- _AIM OF THE TASK_
All the data should be repeated exactly. Any image in it is left out.

- _THE DATA_
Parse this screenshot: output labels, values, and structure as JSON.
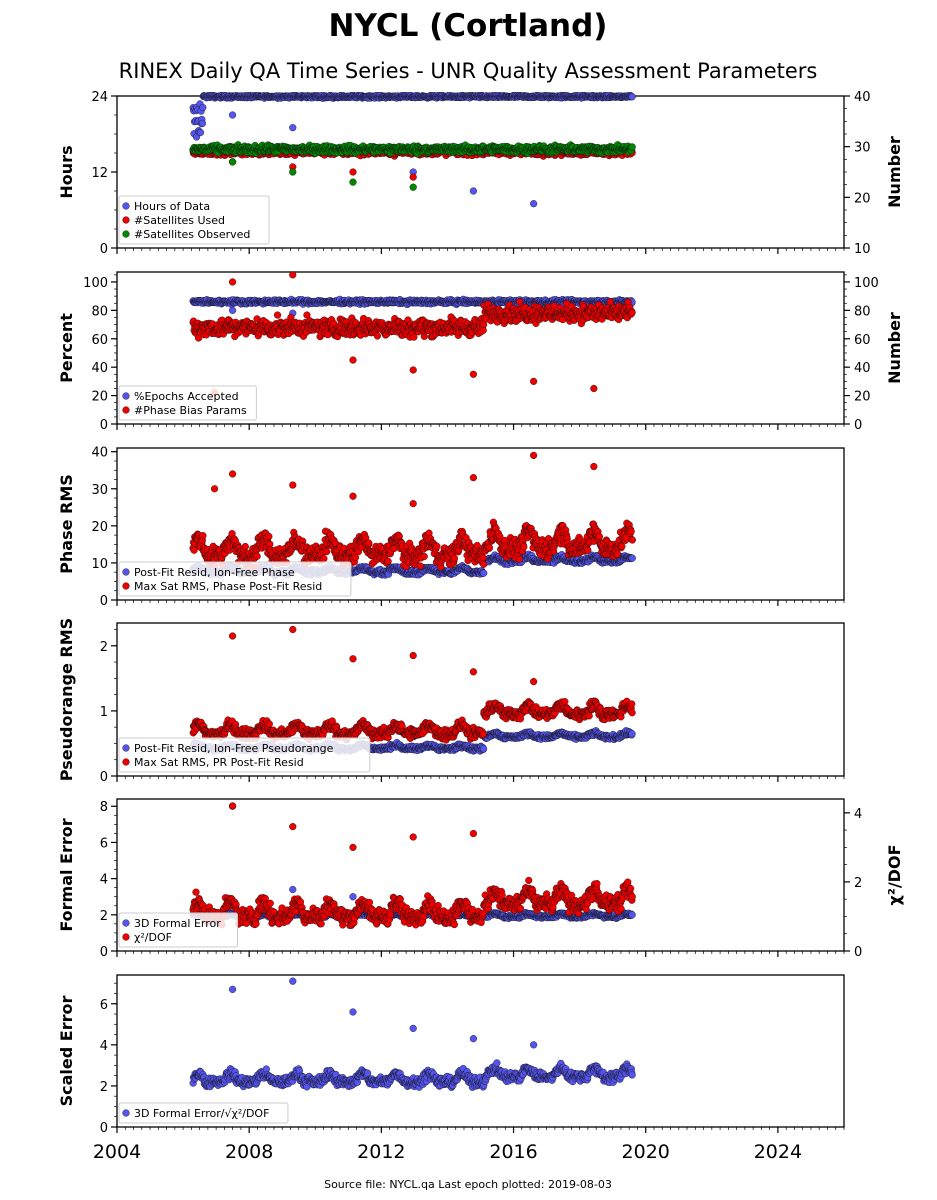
{
  "title": "NYCL (Cortland)",
  "subtitle": "RINEX Daily QA Time Series - UNR Quality Assessment Parameters",
  "footer": "Source file: NYCL.qa Last epoch plotted: 2019-08-03",
  "colors": {
    "blue": "#5555ee",
    "red": "#ee0000",
    "green": "#008800"
  },
  "chart_data": [
    {
      "type": "scatter",
      "ylabel": "Hours",
      "ylim": [
        0,
        24
      ],
      "yticks": [
        "0",
        "12",
        "24"
      ],
      "y2label": "Number",
      "y2lim": [
        10,
        40
      ],
      "y2ticks": [
        "10",
        "20",
        "30",
        "40"
      ],
      "xlim": [
        2004,
        2026
      ],
      "legend": {
        "placement": "lower-left",
        "entries": [
          "Hours of Data",
          "#Satellites Used",
          "#Satellites Observed"
        ]
      },
      "series": [
        {
          "name": "Hours of Data",
          "color": "#5555ee",
          "axis": "left",
          "base": 23.9,
          "band": 0.3,
          "outliers": [
            21,
            19,
            16,
            12,
            9,
            7
          ],
          "start_spike": [
            18,
            20,
            22
          ]
        },
        {
          "name": "#Satellites Used",
          "color": "#ee0000",
          "axis": "right",
          "base": 29,
          "band": 1.0,
          "outliers": [
            27,
            26,
            25,
            24
          ]
        },
        {
          "name": "#Satellites Observed",
          "color": "#008800",
          "axis": "right",
          "base": 29.5,
          "band": 1.0,
          "outliers": [
            27,
            25,
            23,
            22
          ]
        }
      ],
      "date_range": [
        2006.3,
        2019.6
      ]
    },
    {
      "type": "scatter",
      "ylabel": "Percent",
      "ylim": [
        0,
        107
      ],
      "yticks": [
        "0",
        "20",
        "40",
        "60",
        "80",
        "100"
      ],
      "y2label": "Number",
      "y2lim": [
        0,
        107
      ],
      "y2ticks": [
        "0",
        "20",
        "40",
        "60",
        "80",
        "100"
      ],
      "xlim": [
        2004,
        2026
      ],
      "legend": {
        "placement": "lower-left",
        "entries": [
          "%Epochs Accepted",
          "#Phase Bias Params"
        ]
      },
      "series": [
        {
          "name": "%Epochs Accepted",
          "color": "#5555ee",
          "axis": "left",
          "base": 86,
          "band": 2.0,
          "outliers": [
            80,
            78
          ]
        },
        {
          "name": "#Phase Bias Params",
          "color": "#ee0000",
          "axis": "right",
          "base": 68,
          "band": 9,
          "late_base": 78,
          "outliers": [
            100,
            105,
            45,
            38,
            35,
            30,
            25,
            22
          ]
        }
      ],
      "date_range": [
        2006.3,
        2019.6
      ]
    },
    {
      "type": "scatter",
      "ylabel": "Phase RMS",
      "ylim": [
        0,
        41
      ],
      "yticks": [
        "0",
        "10",
        "20",
        "30",
        "40"
      ],
      "xlim": [
        2004,
        2026
      ],
      "legend": {
        "placement": "lower-left",
        "entries": [
          "Post-Fit Resid, Ion-Free Phase",
          "Max Sat RMS, Phase Post-Fit Resid"
        ]
      },
      "series": [
        {
          "name": "Post-Fit Resid, Ion-Free Phase",
          "color": "#5555ee",
          "base": 7.5,
          "band": 1.0,
          "late_base": 10.5
        },
        {
          "name": "Max Sat RMS, Phase Post-Fit Resid",
          "color": "#ee0000",
          "base": 12,
          "band": 4,
          "late_base": 14,
          "outliers": [
            34,
            31,
            28,
            26,
            33,
            39,
            36,
            30
          ]
        }
      ],
      "date_range": [
        2006.3,
        2019.6
      ]
    },
    {
      "type": "scatter",
      "ylabel": "Pseudorange RMS",
      "ylim": [
        0,
        2.35
      ],
      "yticks": [
        "0",
        "1",
        "2"
      ],
      "xlim": [
        2004,
        2026
      ],
      "legend": {
        "placement": "lower-left",
        "entries": [
          "Post-Fit Resid, Ion-Free Pseudorange",
          "Max Sat RMS, PR Post-Fit Resid"
        ]
      },
      "series": [
        {
          "name": "Post-Fit Resid, Ion-Free Pseudorange",
          "color": "#5555ee",
          "base": 0.42,
          "band": 0.05,
          "late_base": 0.6
        },
        {
          "name": "Max Sat RMS, PR Post-Fit Resid",
          "color": "#ee0000",
          "base": 0.65,
          "band": 0.12,
          "late_base": 0.95,
          "outliers": [
            2.15,
            2.25,
            1.8,
            1.85,
            1.6,
            1.45
          ]
        }
      ],
      "date_range": [
        2006.3,
        2019.6
      ]
    },
    {
      "type": "scatter",
      "ylabel": "Formal Error",
      "ylim": [
        0,
        8.4
      ],
      "yticks": [
        "0",
        "2",
        "4",
        "6",
        "8"
      ],
      "y2label": "χ²/DOF",
      "y2lim": [
        0,
        4.4
      ],
      "y2ticks": [
        "0",
        "2",
        "4"
      ],
      "xlim": [
        2004,
        2026
      ],
      "legend": {
        "placement": "lower-left",
        "entries": [
          "3D Formal Error",
          "χ²/DOF"
        ]
      },
      "series": [
        {
          "name": "3D Formal Error",
          "color": "#5555ee",
          "axis": "left",
          "base": 1.9,
          "band": 0.15,
          "outliers": [
            8.0,
            3.4,
            3.0
          ]
        },
        {
          "name": "χ²/DOF",
          "color": "#ee0000",
          "axis": "right",
          "base": 1.0,
          "band": 0.35,
          "late_base": 1.35,
          "outliers": [
            4.2,
            3.6,
            3.0,
            3.3,
            3.4
          ]
        }
      ],
      "date_range": [
        2006.3,
        2019.6
      ]
    },
    {
      "type": "scatter",
      "ylabel": "Scaled Error",
      "ylim": [
        0,
        7.4
      ],
      "yticks": [
        "0",
        "2",
        "4",
        "6"
      ],
      "xlabel": "",
      "xlim": [
        2004,
        2026
      ],
      "xticks": [
        "2004",
        "2008",
        "2012",
        "2016",
        "2020",
        "2024"
      ],
      "legend": {
        "placement": "lower-left",
        "entries": [
          "3D Formal Error/√χ²/DOF"
        ]
      },
      "series": [
        {
          "name": "3D Formal Error/√χ²/DOF",
          "color": "#5555ee",
          "base": 2.2,
          "band": 0.35,
          "late_base": 2.45,
          "outliers": [
            6.7,
            7.1,
            5.6,
            4.8,
            4.3,
            4.0
          ]
        }
      ],
      "date_range": [
        2006.3,
        2019.6
      ]
    }
  ]
}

- _FINISHED EXERCISE_
Parse this screenshot: output labels, values, and structure as JSON.
{
  "title": "NYCL (Cortland)",
  "subtitle": "RINEX Daily QA Time Series - UNR Quality Assessment Parameters",
  "footer": "Source file: NYCL.qa Last epoch plotted: 2019-08-03",
  "colors": {
    "blue": "#5555ee",
    "red": "#ee0000",
    "green": "#008800"
  },
  "chart_data": [
    {
      "type": "scatter",
      "ylabel": "Hours",
      "ylim": [
        0,
        24
      ],
      "yticks": [
        "0",
        "12",
        "24"
      ],
      "y2label": "Number",
      "y2lim": [
        10,
        40
      ],
      "y2ticks": [
        "10",
        "20",
        "30",
        "40"
      ],
      "xlim": [
        2004,
        2026
      ],
      "legend": {
        "placement": "lower-left",
        "entries": [
          "Hours of Data",
          "#Satellites Used",
          "#Satellites Observed"
        ]
      },
      "series": [
        {
          "name": "Hours of Data",
          "color": "#5555ee",
          "axis": "left",
          "base": 23.9,
          "band": 0.3,
          "outliers": [
            21,
            19,
            16,
            12,
            9,
            7
          ],
          "start_spike": [
            18,
            20,
            22
          ]
        },
        {
          "name": "#Satellites Used",
          "color": "#ee0000",
          "axis": "right",
          "base": 29,
          "band": 1.0,
          "outliers": [
            27,
            26,
            25,
            24
          ]
        },
        {
          "name": "#Satellites Observed",
          "color": "#008800",
          "axis": "right",
          "base": 29.5,
          "band": 1.0,
          "outliers": [
            27,
            25,
            23,
            22
          ]
        }
      ],
      "date_range": [
        2006.3,
        2019.6
      ]
    },
    {
      "type": "scatter",
      "ylabel": "Percent",
      "ylim": [
        0,
        107
      ],
      "yticks": [
        "0",
        "20",
        "40",
        "60",
        "80",
        "100"
      ],
      "y2label": "Number",
      "y2lim": [
        0,
        107
      ],
      "y2ticks": [
        "0",
        "20",
        "40",
        "60",
        "80",
        "100"
      ],
      "xlim": [
        2004,
        2026
      ],
      "legend": {
        "placement": "lower-left",
        "entries": [
          "%Epochs Accepted",
          "#Phase Bias Params"
        ]
      },
      "series": [
        {
          "name": "%Epochs Accepted",
          "color": "#5555ee",
          "axis": "left",
          "base": 86,
          "band": 2.0,
          "outliers": [
            80,
            78
          ]
        },
        {
          "name": "#Phase Bias Params",
          "color": "#ee0000",
          "axis": "right",
          "base": 68,
          "band": 9,
          "late_base": 78,
          "outliers": [
            100,
            105,
            45,
            38,
            35,
            30,
            25,
            22
          ]
        }
      ],
      "date_range": [
        2006.3,
        2019.6
      ]
    },
    {
      "type": "scatter",
      "ylabel": "Phase RMS",
      "ylim": [
        0,
        41
      ],
      "yticks": [
        "0",
        "10",
        "20",
        "30",
        "40"
      ],
      "xlim": [
        2004,
        2026
      ],
      "legend": {
        "placement": "lower-left",
        "entries": [
          "Post-Fit Resid, Ion-Free Phase",
          "Max Sat RMS, Phase Post-Fit Resid"
        ]
      },
      "series": [
        {
          "name": "Post-Fit Resid, Ion-Free Phase",
          "color": "#5555ee",
          "base": 7.5,
          "band": 1.0,
          "late_base": 10.5
        },
        {
          "name": "Max Sat RMS, Phase Post-Fit Resid",
          "color": "#ee0000",
          "base": 12,
          "band": 4,
          "late_base": 14,
          "outliers": [
            34,
            31,
            28,
            26,
            33,
            39,
            36,
            30
          ]
        }
      ],
      "date_range": [
        2006.3,
        2019.6
      ]
    },
    {
      "type": "scatter",
      "ylabel": "Pseudorange RMS",
      "ylim": [
        0,
        2.35
      ],
      "yticks": [
        "0",
        "1",
        "2"
      ],
      "xlim": [
        2004,
        2026
      ],
      "legend": {
        "placement": "lower-left",
        "entries": [
          "Post-Fit Resid, Ion-Free Pseudorange",
          "Max Sat RMS, PR Post-Fit Resid"
        ]
      },
      "series": [
        {
          "name": "Post-Fit Resid, Ion-Free Pseudorange",
          "color": "#5555ee",
          "base": 0.42,
          "band": 0.05,
          "late_base": 0.6
        },
        {
          "name": "Max Sat RMS, PR Post-Fit Resid",
          "color": "#ee0000",
          "base": 0.65,
          "band": 0.12,
          "late_base": 0.95,
          "outliers": [
            2.15,
            2.25,
            1.8,
            1.85,
            1.6,
            1.45
          ]
        }
      ],
      "date_range": [
        2006.3,
        2019.6
      ]
    },
    {
      "type": "scatter",
      "ylabel": "Formal Error",
      "ylim": [
        0,
        8.4
      ],
      "yticks": [
        "0",
        "2",
        "4",
        "6",
        "8"
      ],
      "y2label": "χ²/DOF",
      "y2lim": [
        0,
        4.4
      ],
      "y2ticks": [
        "0",
        "2",
        "4"
      ],
      "xlim": [
        2004,
        2026
      ],
      "legend": {
        "placement": "lower-left",
        "entries": [
          "3D Formal Error",
          "χ²/DOF"
        ]
      },
      "series": [
        {
          "name": "3D Formal Error",
          "color": "#5555ee",
          "axis": "left",
          "base": 1.9,
          "band": 0.15,
          "outliers": [
            8.0,
            3.4,
            3.0
          ]
        },
        {
          "name": "χ²/DOF",
          "color": "#ee0000",
          "axis": "right",
          "base": 1.0,
          "band": 0.35,
          "late_base": 1.35,
          "outliers": [
            4.2,
            3.6,
            3.0,
            3.3,
            3.4
          ]
        }
      ],
      "date_range": [
        2006.3,
        2019.6
      ]
    },
    {
      "type": "scatter",
      "ylabel": "Scaled Error",
      "ylim": [
        0,
        7.4
      ],
      "yticks": [
        "0",
        "2",
        "4",
        "6"
      ],
      "xlabel": "",
      "xlim": [
        2004,
        2026
      ],
      "xticks": [
        "2004",
        "2008",
        "2012",
        "2016",
        "2020",
        "2024"
      ],
      "legend": {
        "placement": "lower-left",
        "entries": [
          "3D Formal Error/√χ²/DOF"
        ]
      },
      "series": [
        {
          "name": "3D Formal Error/√χ²/DOF",
          "color": "#5555ee",
          "base": 2.2,
          "band": 0.35,
          "late_base": 2.45,
          "outliers": [
            6.7,
            7.1,
            5.6,
            4.8,
            4.3,
            4.0
          ]
        }
      ],
      "date_range": [
        2006.3,
        2019.6
      ]
    }
  ]
}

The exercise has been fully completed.